From the first line to the last, write out the material verbatim.

START AVAILABLE DATA

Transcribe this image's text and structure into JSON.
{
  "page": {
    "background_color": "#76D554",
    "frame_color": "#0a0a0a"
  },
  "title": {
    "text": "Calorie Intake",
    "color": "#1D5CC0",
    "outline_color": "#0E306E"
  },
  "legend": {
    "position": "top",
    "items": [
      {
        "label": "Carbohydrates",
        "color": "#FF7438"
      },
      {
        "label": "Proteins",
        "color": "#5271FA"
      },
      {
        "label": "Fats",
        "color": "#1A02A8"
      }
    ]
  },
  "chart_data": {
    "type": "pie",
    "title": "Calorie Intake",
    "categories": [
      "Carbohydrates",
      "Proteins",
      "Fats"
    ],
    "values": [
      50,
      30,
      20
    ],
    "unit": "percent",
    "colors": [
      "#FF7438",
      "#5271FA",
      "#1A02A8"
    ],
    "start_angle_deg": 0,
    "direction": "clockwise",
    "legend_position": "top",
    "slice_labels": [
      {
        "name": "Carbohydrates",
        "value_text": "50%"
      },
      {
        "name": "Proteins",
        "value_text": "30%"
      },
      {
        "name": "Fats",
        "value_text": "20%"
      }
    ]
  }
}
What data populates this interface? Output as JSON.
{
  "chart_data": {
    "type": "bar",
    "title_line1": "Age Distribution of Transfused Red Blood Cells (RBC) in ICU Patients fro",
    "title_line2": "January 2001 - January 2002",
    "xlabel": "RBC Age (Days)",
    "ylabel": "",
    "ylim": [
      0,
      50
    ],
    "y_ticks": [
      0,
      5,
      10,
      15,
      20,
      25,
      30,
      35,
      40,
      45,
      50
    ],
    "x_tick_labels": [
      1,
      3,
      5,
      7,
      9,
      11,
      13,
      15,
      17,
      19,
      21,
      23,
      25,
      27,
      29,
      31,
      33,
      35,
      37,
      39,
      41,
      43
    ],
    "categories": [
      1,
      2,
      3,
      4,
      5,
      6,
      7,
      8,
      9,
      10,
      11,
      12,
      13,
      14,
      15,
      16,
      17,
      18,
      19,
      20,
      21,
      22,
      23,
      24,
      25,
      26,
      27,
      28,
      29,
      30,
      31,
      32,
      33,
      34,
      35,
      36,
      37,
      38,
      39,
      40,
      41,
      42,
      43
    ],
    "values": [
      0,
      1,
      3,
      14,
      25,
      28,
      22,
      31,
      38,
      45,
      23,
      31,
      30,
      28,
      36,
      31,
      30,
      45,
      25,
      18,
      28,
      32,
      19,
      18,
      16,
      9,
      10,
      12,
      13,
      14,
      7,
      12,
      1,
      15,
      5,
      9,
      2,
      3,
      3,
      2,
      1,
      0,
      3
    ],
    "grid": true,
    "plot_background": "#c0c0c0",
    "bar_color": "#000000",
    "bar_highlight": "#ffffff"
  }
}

END AVAILABLE DATA

* [THE COMPLETED TASK]
Transcribe this image's text and structure into JSON.
{
  "page": {
    "background_color": "#76D554",
    "frame_color": "#0a0a0a"
  },
  "title": {
    "text": "Calorie Intake",
    "color": "#1D5CC0",
    "outline_color": "#0E306E"
  },
  "legend": {
    "position": "top",
    "items": [
      {
        "label": "Carbohydrates",
        "color": "#FF7438"
      },
      {
        "label": "Proteins",
        "color": "#5271FA"
      },
      {
        "label": "Fats",
        "color": "#1A02A8"
      }
    ]
  },
  "chart_data": {
    "type": "pie",
    "title": "Calorie Intake",
    "categories": [
      "Carbohydrates",
      "Proteins",
      "Fats"
    ],
    "values": [
      50,
      30,
      20
    ],
    "unit": "percent",
    "colors": [
      "#FF7438",
      "#5271FA",
      "#1A02A8"
    ],
    "start_angle_deg": 0,
    "direction": "clockwise",
    "legend_position": "top",
    "slice_labels": [
      {
        "name": "Carbohydrates",
        "value_text": "50%"
      },
      {
        "name": "Proteins",
        "value_text": "30%"
      },
      {
        "name": "Fats",
        "value_text": "20%"
      }
    ]
  }
}
What data populates this interface? Output as JSON.
{
  "chart_data": {
    "type": "bar",
    "title_line1": "Age Distribution of Transfused Red Blood Cells (RBC) in ICU Patients fro",
    "title_line2": "January 2001 - January 2002",
    "xlabel": "RBC Age (Days)",
    "ylabel": "",
    "ylim": [
      0,
      50
    ],
    "y_ticks": [
      0,
      5,
      10,
      15,
      20,
      25,
      30,
      35,
      40,
      45,
      50
    ],
    "x_tick_labels": [
      1,
      3,
      5,
      7,
      9,
      11,
      13,
      15,
      17,
      19,
      21,
      23,
      25,
      27,
      29,
      31,
      33,
      35,
      37,
      39,
      41,
      43
    ],
    "categories": [
      1,
      2,
      3,
      4,
      5,
      6,
      7,
      8,
      9,
      10,
      11,
      12,
      13,
      14,
      15,
      16,
      17,
      18,
      19,
      20,
      21,
      22,
      23,
      24,
      25,
      26,
      27,
      28,
      29,
      30,
      31,
      32,
      33,
      34,
      35,
      36,
      37,
      38,
      39,
      40,
      41,
      42,
      43
    ],
    "values": [
      0,
      1,
      3,
      14,
      25,
      28,
      22,
      31,
      38,
      45,
      23,
      31,
      30,
      28,
      36,
      31,
      30,
      45,
      25,
      18,
      28,
      32,
      19,
      18,
      16,
      9,
      10,
      12,
      13,
      14,
      7,
      12,
      1,
      15,
      5,
      9,
      2,
      3,
      3,
      2,
      1,
      0,
      3
    ],
    "grid": true,
    "plot_background": "#c0c0c0",
    "bar_color": "#000000",
    "bar_highlight": "#ffffff"
  }
}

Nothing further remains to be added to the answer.